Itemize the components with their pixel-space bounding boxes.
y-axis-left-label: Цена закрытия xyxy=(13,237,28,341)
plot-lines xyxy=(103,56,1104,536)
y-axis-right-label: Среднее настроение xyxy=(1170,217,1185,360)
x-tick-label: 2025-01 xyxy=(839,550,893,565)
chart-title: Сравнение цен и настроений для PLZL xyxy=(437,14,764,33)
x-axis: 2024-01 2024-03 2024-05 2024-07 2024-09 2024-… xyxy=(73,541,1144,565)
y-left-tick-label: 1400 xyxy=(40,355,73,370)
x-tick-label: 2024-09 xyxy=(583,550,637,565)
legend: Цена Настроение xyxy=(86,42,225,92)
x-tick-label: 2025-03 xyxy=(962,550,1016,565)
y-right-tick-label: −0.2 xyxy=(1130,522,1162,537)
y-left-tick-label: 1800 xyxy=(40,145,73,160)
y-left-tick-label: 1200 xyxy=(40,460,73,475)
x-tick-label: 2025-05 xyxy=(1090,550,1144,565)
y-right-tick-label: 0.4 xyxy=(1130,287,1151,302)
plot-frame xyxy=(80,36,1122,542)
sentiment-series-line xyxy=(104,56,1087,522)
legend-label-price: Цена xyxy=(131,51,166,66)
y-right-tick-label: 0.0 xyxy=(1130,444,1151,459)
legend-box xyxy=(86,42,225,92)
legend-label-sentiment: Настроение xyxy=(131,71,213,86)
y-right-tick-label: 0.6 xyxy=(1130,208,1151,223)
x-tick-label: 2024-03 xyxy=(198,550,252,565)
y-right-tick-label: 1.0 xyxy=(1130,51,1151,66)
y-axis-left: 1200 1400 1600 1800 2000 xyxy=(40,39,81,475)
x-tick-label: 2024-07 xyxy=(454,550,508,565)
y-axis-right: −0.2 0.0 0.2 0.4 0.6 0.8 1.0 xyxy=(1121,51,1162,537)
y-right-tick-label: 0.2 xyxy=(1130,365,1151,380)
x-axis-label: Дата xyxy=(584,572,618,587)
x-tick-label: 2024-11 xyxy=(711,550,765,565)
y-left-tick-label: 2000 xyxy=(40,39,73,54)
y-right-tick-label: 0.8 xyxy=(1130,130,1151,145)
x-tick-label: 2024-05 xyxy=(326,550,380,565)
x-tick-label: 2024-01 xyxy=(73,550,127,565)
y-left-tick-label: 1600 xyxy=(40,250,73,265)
········
→ **Exercise**: Rename "plot-frame" to "plot-border" throughout the data from the start down to the line containing "y-left-tick-label: 2000 xyxy=(40,39,73,54)", and give back only those lines, otherwise unchanged.

→ **Response to the exercise**:
Itemize the components with their pixel-space bounding boxes.
y-axis-left-label: Цена закрытия xyxy=(13,237,28,341)
plot-lines xyxy=(103,56,1104,536)
y-axis-right-label: Среднее настроение xyxy=(1170,217,1185,360)
x-tick-label: 2025-01 xyxy=(839,550,893,565)
chart-title: Сравнение цен и настроений для PLZL xyxy=(437,14,764,33)
x-axis: 2024-01 2024-03 2024-05 2024-07 2024-09 2024-… xyxy=(73,541,1144,565)
y-left-tick-label: 1400 xyxy=(40,355,73,370)
x-tick-label: 2024-09 xyxy=(583,550,637,565)
legend: Цена Настроение xyxy=(86,42,225,92)
x-tick-label: 2025-03 xyxy=(962,550,1016,565)
y-right-tick-label: −0.2 xyxy=(1130,522,1162,537)
y-left-tick-label: 1800 xyxy=(40,145,73,160)
y-left-tick-label: 1200 xyxy=(40,460,73,475)
x-tick-label: 2025-05 xyxy=(1090,550,1144,565)
y-right-tick-label: 0.4 xyxy=(1130,287,1151,302)
plot-border xyxy=(80,36,1122,542)
sentiment-series-line xyxy=(104,56,1087,522)
legend-label-price: Цена xyxy=(131,51,166,66)
y-right-tick-label: 0.0 xyxy=(1130,444,1151,459)
legend-box xyxy=(86,42,225,92)
legend-label-sentiment: Настроение xyxy=(131,71,213,86)
y-right-tick-label: 0.6 xyxy=(1130,208,1151,223)
x-tick-label: 2024-03 xyxy=(198,550,252,565)
y-right-tick-label: 1.0 xyxy=(1130,51,1151,66)
y-axis-left: 1200 1400 1600 1800 2000 xyxy=(40,39,81,475)
x-tick-label: 2024-07 xyxy=(454,550,508,565)
y-axis-right: −0.2 0.0 0.2 0.4 0.6 0.8 1.0 xyxy=(1121,51,1162,537)
y-right-tick-label: 0.2 xyxy=(1130,365,1151,380)
x-axis-label: Дата xyxy=(584,572,618,587)
x-tick-label: 2024-11 xyxy=(711,550,765,565)
y-left-tick-label: 2000 xyxy=(40,39,73,54)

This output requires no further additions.